>> Begin SOURCE MATERIAL

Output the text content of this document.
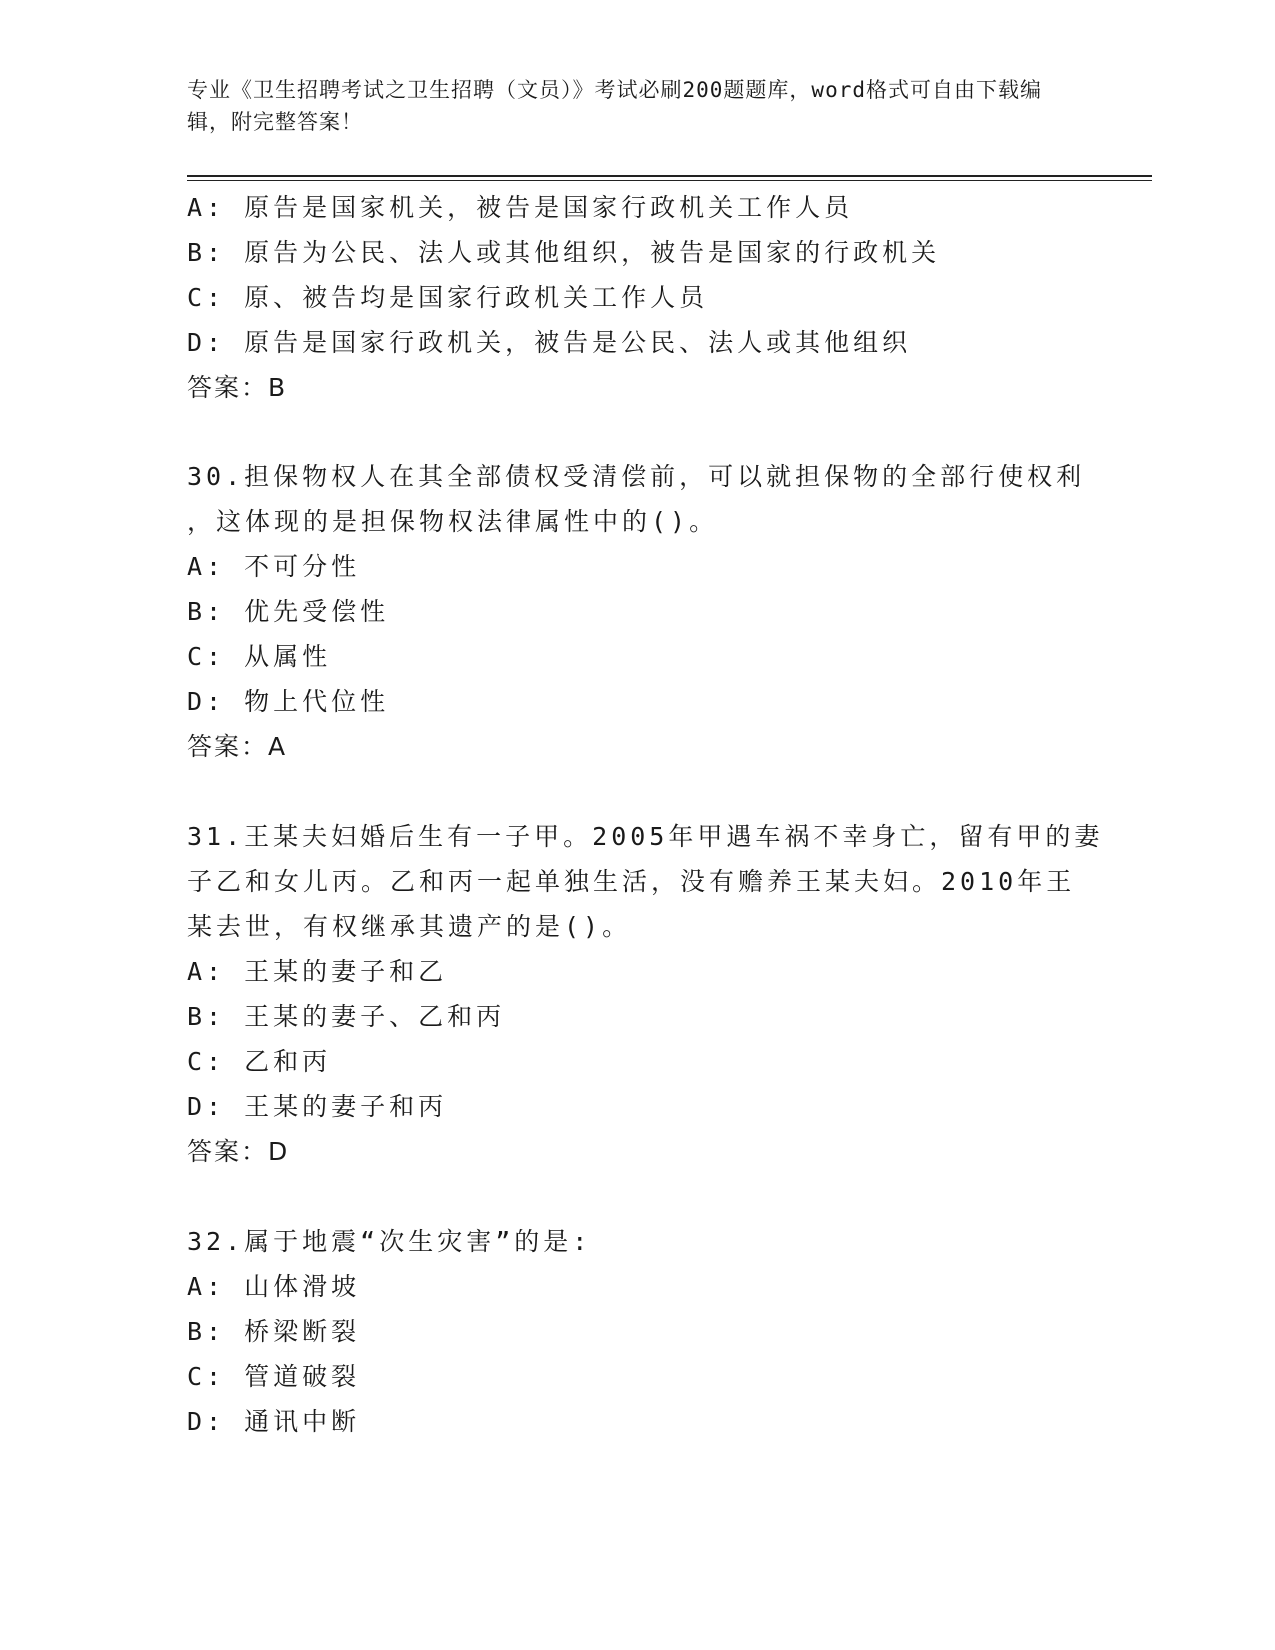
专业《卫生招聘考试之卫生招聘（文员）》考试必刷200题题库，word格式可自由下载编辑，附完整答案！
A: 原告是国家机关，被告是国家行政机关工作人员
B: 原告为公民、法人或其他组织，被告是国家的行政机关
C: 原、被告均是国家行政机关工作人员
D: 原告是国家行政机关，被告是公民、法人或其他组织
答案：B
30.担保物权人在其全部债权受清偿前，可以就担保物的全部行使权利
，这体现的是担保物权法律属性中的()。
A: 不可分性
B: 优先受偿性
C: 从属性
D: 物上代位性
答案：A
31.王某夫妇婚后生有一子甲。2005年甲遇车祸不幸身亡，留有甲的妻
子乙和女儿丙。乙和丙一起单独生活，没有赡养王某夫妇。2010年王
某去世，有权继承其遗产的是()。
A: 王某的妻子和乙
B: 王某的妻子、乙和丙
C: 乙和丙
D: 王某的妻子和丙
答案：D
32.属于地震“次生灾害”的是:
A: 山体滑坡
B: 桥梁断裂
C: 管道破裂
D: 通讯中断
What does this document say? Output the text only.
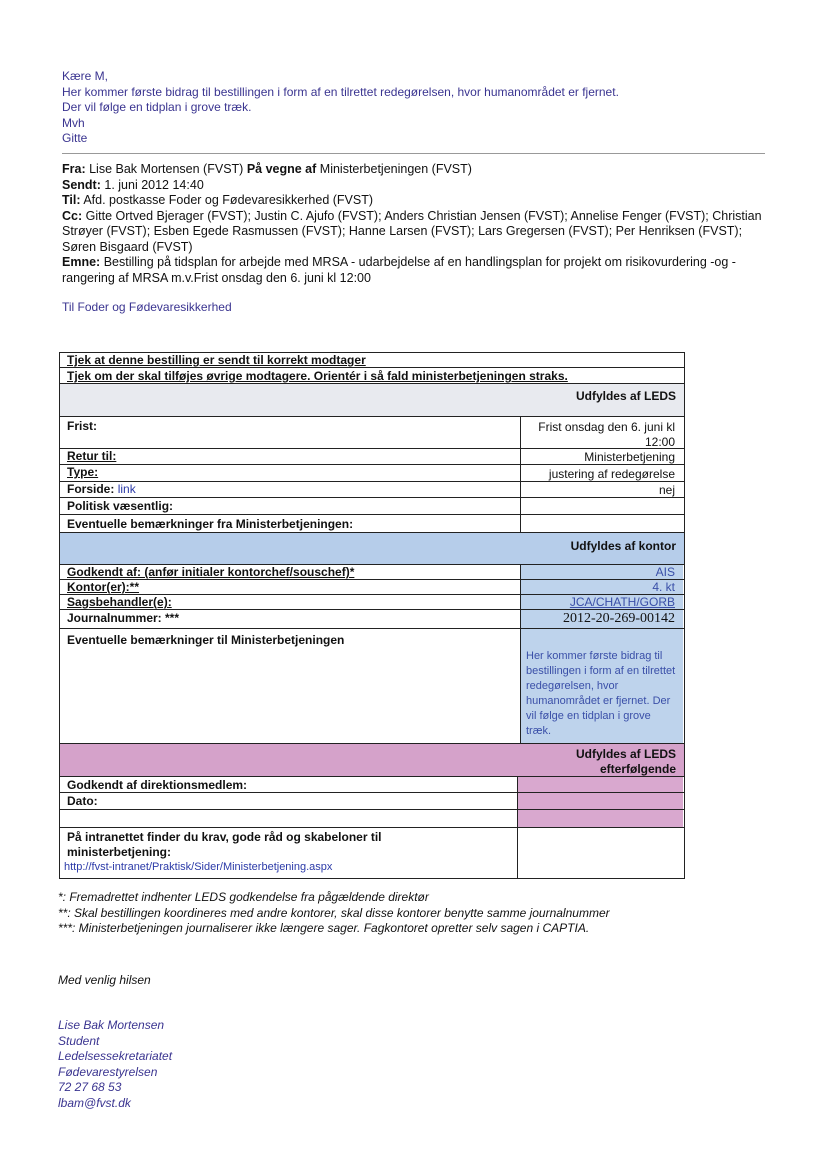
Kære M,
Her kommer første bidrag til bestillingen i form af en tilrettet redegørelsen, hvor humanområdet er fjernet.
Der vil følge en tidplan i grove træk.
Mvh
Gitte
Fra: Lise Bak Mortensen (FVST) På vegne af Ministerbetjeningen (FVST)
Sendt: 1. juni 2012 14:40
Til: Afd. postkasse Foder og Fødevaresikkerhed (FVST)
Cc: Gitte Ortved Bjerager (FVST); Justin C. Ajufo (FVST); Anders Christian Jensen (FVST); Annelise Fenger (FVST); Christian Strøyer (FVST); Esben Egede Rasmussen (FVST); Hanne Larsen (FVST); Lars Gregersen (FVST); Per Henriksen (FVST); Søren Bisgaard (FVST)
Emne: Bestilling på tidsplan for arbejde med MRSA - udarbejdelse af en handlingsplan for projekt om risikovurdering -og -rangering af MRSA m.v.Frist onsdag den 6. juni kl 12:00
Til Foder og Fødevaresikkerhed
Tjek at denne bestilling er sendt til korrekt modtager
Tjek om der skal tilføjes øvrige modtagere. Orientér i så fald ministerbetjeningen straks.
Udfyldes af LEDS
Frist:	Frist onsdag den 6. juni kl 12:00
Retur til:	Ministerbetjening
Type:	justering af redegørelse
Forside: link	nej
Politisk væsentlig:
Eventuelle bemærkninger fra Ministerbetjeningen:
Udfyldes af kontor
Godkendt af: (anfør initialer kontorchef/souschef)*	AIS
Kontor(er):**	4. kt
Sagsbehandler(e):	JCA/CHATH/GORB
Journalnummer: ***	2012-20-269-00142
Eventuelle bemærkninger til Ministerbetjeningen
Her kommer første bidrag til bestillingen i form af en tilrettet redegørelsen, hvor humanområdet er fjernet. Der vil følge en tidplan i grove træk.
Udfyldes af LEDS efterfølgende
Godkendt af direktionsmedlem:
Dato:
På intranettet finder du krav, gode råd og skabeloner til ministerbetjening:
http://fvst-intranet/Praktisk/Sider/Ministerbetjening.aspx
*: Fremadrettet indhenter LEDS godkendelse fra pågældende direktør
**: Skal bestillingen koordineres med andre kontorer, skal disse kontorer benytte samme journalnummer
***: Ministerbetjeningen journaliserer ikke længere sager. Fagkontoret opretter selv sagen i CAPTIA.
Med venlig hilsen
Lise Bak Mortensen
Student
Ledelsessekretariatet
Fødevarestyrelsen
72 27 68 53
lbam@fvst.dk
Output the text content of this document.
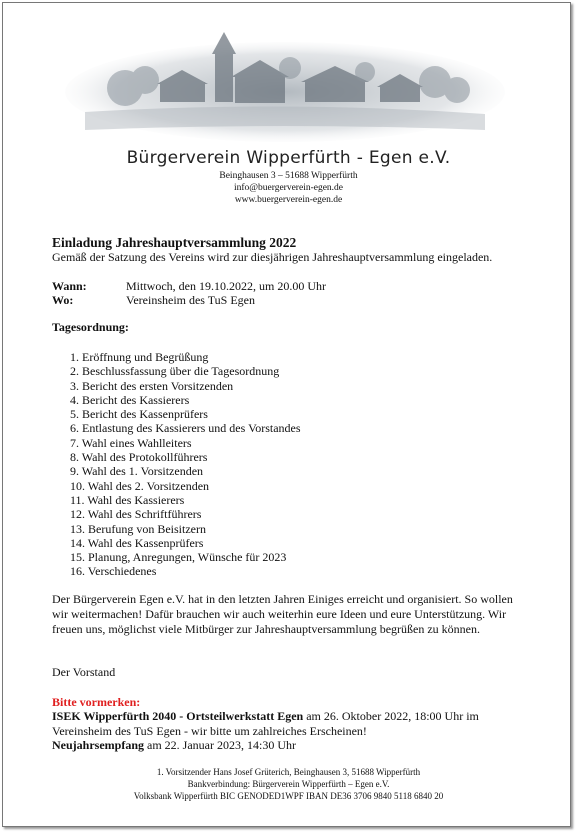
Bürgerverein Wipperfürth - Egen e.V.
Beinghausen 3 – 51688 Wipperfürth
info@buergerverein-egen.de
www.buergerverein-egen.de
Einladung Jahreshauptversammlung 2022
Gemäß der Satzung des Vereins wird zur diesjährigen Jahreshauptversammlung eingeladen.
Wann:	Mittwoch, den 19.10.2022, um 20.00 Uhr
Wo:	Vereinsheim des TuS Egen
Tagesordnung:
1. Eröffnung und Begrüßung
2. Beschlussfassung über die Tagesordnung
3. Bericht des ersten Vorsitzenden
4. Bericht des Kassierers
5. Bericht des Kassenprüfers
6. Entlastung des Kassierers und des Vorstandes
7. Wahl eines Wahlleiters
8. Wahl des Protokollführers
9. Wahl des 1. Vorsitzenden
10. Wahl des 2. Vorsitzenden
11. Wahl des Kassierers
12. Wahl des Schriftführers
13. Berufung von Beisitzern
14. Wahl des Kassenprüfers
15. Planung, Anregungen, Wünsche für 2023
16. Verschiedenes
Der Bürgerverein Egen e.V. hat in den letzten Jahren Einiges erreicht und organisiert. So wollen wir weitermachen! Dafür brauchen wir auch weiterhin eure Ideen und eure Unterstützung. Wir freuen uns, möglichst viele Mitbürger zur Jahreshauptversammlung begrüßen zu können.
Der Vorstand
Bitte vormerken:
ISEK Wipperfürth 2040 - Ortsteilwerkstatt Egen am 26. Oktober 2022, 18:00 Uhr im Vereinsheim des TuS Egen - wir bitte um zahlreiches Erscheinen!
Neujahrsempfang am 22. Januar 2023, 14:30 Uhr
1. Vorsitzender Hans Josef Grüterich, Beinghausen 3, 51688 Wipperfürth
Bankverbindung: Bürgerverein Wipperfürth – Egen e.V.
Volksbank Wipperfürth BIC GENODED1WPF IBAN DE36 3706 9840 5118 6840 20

>> End SOURCE MATERIAL

TASK:
For the listing above, identify each line bearing "Eventuelle".

EXERCISE ANSWER:
Eventuelle bemærkninger fra Ministerbetjeningen:
Eventuelle bemærkninger til Ministerbetjeningen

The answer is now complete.